* BEGIN DATASET CONTENT *

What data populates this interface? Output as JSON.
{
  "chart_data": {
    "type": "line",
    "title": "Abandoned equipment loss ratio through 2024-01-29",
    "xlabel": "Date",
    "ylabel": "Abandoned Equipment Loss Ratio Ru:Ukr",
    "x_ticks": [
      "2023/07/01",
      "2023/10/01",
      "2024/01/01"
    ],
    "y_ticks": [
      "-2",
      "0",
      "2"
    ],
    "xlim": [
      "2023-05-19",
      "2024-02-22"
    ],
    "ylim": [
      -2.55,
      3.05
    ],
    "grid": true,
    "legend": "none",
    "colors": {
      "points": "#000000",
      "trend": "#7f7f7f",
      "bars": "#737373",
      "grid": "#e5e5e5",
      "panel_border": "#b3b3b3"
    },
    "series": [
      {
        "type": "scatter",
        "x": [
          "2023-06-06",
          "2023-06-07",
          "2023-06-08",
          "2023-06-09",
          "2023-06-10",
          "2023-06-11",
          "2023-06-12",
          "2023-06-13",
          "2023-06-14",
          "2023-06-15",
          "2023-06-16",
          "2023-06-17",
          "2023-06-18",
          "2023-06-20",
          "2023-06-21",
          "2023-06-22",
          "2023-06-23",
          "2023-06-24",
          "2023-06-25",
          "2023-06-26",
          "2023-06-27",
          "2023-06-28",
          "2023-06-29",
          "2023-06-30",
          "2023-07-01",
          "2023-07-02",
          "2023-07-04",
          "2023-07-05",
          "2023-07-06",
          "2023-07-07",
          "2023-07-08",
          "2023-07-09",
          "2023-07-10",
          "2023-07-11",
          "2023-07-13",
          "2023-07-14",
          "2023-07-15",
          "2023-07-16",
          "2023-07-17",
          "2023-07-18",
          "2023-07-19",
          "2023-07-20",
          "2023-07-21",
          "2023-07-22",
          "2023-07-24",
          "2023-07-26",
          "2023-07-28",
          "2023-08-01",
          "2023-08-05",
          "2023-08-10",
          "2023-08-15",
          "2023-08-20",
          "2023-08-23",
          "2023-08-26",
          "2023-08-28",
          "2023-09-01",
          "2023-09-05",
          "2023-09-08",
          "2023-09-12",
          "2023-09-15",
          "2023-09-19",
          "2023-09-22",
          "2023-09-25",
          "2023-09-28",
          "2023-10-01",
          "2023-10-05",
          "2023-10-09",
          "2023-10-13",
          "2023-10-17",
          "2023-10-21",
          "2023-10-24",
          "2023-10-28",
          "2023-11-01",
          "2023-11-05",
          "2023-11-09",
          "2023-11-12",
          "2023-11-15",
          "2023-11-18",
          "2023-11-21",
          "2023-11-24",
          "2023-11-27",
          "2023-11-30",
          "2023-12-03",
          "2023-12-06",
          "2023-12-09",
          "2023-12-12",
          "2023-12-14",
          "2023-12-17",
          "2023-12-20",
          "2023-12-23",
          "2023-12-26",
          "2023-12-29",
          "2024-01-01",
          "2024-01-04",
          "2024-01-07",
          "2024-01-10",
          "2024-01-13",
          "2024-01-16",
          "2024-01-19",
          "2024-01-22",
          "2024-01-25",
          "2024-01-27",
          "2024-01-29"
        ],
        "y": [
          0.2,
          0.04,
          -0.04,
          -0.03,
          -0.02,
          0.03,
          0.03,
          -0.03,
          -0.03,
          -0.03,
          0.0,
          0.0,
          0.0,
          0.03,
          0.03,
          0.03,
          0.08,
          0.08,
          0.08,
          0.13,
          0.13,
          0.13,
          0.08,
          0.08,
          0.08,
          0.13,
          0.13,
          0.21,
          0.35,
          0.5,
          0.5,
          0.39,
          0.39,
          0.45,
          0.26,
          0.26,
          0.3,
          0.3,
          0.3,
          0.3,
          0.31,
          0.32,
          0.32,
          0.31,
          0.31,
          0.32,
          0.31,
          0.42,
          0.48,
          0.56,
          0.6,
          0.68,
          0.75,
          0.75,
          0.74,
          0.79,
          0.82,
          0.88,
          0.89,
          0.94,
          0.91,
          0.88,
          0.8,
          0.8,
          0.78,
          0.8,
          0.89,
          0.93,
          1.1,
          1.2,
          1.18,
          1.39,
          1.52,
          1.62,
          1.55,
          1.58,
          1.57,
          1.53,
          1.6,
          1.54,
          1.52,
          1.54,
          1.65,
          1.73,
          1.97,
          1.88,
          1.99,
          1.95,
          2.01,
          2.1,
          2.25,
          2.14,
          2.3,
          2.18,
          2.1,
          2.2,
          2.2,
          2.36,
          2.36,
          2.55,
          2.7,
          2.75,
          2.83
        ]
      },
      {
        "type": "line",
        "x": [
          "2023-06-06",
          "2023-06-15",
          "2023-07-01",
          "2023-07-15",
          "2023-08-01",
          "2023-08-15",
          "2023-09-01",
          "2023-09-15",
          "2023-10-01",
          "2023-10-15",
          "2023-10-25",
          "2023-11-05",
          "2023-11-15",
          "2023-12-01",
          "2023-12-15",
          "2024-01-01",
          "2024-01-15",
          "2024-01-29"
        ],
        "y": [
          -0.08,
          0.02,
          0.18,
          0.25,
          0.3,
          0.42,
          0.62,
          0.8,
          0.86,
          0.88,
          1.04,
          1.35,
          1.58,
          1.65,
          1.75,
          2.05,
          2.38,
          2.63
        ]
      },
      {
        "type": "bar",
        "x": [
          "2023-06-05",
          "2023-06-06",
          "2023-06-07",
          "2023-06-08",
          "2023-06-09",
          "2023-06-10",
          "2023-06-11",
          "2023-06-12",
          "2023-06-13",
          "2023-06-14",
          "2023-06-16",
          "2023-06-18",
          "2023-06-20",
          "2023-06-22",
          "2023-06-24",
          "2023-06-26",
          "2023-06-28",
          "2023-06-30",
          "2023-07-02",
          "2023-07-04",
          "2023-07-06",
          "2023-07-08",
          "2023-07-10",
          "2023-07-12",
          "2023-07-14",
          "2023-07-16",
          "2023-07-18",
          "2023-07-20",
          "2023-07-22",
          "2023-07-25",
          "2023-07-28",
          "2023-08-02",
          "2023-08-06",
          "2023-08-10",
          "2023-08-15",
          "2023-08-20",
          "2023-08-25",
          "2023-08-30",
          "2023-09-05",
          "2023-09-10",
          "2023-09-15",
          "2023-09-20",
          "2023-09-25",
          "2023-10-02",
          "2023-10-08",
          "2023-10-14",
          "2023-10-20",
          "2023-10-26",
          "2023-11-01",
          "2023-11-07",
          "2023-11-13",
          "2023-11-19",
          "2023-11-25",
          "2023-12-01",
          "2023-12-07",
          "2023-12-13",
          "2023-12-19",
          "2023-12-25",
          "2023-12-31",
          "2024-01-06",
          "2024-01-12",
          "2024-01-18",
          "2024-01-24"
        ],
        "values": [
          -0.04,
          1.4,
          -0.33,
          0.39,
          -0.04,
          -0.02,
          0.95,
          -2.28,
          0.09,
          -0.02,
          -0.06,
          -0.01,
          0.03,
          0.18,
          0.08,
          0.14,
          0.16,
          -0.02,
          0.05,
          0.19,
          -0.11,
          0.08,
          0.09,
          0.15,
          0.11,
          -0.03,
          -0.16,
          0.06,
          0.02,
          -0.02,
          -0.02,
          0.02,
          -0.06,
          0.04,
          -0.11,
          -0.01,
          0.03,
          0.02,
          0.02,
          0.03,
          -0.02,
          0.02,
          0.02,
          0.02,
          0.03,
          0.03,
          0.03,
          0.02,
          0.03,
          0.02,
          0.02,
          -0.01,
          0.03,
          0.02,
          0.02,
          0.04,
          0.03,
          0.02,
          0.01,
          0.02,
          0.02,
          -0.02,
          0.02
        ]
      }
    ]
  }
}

* END DATASET CONTENT *

## DIRECTIONS FOR THIS TASK
Read the entries above, then pull out the lines that include "type".

## WRITTEN ANSWER
    "type": "line",
        "type": "scatter",
        "type": "line",
        "type": "bar",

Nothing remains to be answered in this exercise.